#### Trecho apresentado:

São
muitas a notícias que circulam na imprensa sobre fraudes em concurso público. E
de fato, infelizmente, não são raros os desvios e as manipulações de
resultados. São vários os fatores que compõem esse cenário, desde a índole de
alguns gestores públicos e de algumas empresas que atuam nesse mercado até a
cultura que hoje ainda predomina em muitos órgãos públicos quanto à aplicação
do instrumento de seleção de candidatos a um cargo público.
Neste
comentário, eu vou ater-me à variável cultural.
Para
muitos gestores públicos, o concurso é visto como um problema, levando-os, em
muitos casos, até mesmo, a evitá-lo, desviando servidores que titularizam cargo
em comissão, e que deveriam exercer atribuições de chefia, direção ou
assessoramento (CF, art. 37, V), para a área administrativa-operacional, ou
então, preenchendo os espaços funcionais com estagiários. Em qualquer dessas
hipóteses, a burla ao concurso público e à própria Constituição Federal,
especificamente, ao seu art. 37, II, está caracterizada.

#### Problema a resolver:
Segundo o trecho, a qual variável o comentário se limita? Os dados não têm relação com o trecho.

#### Dados fornecidos:
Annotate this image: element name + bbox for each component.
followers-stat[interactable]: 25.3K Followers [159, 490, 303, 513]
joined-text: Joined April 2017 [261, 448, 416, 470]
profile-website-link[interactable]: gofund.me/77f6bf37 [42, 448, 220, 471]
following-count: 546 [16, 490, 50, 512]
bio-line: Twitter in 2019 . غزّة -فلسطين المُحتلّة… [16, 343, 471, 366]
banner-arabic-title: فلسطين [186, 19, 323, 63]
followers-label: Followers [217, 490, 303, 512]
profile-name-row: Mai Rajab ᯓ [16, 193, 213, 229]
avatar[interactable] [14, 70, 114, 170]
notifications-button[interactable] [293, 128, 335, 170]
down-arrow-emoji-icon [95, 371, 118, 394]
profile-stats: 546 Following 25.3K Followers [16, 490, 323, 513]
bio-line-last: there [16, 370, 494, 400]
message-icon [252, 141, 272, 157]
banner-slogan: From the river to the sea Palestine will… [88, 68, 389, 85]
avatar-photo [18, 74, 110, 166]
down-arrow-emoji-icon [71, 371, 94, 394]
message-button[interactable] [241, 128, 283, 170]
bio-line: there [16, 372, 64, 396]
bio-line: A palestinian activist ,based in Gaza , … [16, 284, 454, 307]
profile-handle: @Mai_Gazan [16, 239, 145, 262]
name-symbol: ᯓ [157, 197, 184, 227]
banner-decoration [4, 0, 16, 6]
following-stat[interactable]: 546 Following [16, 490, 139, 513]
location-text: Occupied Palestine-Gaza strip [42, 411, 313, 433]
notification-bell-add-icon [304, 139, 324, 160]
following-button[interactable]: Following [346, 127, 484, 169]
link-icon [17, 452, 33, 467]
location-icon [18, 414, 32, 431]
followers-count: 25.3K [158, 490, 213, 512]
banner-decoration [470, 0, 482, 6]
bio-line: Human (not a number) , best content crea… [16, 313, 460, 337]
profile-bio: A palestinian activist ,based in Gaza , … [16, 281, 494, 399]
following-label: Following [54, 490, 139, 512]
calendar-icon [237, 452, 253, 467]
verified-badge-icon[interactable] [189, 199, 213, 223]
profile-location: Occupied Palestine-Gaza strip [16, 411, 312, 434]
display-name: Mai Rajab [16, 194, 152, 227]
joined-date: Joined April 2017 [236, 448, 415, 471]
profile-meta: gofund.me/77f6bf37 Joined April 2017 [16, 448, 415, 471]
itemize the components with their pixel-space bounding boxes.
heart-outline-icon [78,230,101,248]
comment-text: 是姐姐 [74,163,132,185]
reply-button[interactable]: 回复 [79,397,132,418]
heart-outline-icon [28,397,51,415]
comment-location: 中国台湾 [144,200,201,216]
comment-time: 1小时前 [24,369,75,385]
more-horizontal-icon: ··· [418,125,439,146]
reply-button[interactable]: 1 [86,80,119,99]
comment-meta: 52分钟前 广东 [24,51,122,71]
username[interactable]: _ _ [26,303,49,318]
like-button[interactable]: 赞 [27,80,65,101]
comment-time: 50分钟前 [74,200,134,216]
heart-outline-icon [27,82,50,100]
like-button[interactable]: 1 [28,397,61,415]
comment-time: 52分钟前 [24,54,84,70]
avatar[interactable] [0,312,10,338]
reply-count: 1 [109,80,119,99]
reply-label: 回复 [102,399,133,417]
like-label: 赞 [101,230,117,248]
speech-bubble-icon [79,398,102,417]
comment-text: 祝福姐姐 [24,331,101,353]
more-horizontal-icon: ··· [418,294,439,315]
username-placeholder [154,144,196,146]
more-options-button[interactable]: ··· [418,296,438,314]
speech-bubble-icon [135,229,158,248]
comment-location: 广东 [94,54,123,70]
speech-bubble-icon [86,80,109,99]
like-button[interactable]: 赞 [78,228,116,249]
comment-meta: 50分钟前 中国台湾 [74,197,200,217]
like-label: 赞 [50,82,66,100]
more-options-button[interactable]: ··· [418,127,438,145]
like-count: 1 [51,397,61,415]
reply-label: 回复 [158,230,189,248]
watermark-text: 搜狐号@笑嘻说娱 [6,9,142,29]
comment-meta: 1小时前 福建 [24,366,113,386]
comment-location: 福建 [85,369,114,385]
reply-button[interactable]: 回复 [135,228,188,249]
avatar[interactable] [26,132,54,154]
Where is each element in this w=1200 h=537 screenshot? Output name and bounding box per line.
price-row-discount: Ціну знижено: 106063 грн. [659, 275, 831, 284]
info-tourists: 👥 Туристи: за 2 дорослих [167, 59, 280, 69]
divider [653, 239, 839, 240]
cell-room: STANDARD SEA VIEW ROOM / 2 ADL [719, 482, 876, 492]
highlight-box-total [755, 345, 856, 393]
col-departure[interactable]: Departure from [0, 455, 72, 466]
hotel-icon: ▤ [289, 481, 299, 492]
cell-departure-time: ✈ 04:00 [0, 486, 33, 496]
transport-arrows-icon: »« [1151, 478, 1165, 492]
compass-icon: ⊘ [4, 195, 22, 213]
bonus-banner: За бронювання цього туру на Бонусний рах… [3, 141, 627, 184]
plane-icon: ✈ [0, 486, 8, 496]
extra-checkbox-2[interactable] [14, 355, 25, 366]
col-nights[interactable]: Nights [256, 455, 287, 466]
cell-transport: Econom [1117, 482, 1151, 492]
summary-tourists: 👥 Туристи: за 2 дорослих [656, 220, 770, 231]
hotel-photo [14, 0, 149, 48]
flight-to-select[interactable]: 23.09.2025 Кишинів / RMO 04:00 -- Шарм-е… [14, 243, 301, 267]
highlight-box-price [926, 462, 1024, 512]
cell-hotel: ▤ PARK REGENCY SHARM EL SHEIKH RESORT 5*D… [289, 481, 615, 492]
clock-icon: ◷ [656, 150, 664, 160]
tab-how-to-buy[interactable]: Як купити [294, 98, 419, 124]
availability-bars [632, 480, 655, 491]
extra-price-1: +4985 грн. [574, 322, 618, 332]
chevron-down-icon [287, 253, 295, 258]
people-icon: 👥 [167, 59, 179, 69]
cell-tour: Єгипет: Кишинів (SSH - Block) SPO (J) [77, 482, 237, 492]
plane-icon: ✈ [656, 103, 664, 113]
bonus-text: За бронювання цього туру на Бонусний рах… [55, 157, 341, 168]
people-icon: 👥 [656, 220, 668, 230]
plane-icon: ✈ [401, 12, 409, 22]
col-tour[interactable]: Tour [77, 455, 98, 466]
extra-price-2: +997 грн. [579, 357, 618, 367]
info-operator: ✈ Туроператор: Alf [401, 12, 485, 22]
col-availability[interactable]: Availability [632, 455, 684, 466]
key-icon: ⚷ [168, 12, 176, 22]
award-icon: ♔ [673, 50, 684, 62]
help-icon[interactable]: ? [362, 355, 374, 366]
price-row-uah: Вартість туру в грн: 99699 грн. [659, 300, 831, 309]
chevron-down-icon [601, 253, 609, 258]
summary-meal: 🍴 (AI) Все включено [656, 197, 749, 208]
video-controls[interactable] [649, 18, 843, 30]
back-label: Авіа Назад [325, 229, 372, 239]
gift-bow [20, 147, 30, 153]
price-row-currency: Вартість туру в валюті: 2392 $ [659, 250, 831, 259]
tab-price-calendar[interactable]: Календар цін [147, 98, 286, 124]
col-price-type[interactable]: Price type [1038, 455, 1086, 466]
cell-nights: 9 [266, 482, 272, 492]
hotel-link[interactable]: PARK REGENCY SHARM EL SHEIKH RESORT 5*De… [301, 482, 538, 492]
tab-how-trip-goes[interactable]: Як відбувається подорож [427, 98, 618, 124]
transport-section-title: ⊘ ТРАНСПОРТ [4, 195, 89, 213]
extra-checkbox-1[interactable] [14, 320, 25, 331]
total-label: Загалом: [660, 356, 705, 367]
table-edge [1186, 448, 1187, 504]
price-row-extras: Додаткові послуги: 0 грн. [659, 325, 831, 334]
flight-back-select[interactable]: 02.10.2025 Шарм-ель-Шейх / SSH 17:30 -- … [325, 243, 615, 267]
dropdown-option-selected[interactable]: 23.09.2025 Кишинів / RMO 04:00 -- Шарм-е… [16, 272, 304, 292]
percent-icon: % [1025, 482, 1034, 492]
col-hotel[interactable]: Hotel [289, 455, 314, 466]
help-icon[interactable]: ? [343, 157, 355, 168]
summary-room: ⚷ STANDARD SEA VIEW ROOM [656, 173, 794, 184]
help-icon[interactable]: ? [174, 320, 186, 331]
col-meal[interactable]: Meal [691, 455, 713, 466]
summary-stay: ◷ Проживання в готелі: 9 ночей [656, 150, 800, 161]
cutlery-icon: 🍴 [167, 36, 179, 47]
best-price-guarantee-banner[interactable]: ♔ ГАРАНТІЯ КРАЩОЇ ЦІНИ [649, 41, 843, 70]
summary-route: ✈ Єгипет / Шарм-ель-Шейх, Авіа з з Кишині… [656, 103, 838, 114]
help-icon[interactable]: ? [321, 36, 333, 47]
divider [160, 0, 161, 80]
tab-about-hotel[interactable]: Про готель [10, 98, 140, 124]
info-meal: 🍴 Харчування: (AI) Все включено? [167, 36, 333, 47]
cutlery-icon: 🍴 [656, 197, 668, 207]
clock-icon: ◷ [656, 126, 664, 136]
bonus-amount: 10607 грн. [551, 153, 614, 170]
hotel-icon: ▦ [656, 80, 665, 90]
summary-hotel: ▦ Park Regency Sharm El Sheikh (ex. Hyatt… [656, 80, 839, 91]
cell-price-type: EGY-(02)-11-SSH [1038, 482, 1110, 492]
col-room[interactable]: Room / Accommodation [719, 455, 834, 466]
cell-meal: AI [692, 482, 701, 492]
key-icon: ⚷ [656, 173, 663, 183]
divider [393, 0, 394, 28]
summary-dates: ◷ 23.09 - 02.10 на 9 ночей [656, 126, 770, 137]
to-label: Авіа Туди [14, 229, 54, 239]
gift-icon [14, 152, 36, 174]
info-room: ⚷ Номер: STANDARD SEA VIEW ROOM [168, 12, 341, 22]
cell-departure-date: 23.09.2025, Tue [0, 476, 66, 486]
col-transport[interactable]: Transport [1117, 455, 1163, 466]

#### Resultado do exercício:
À variável cultural.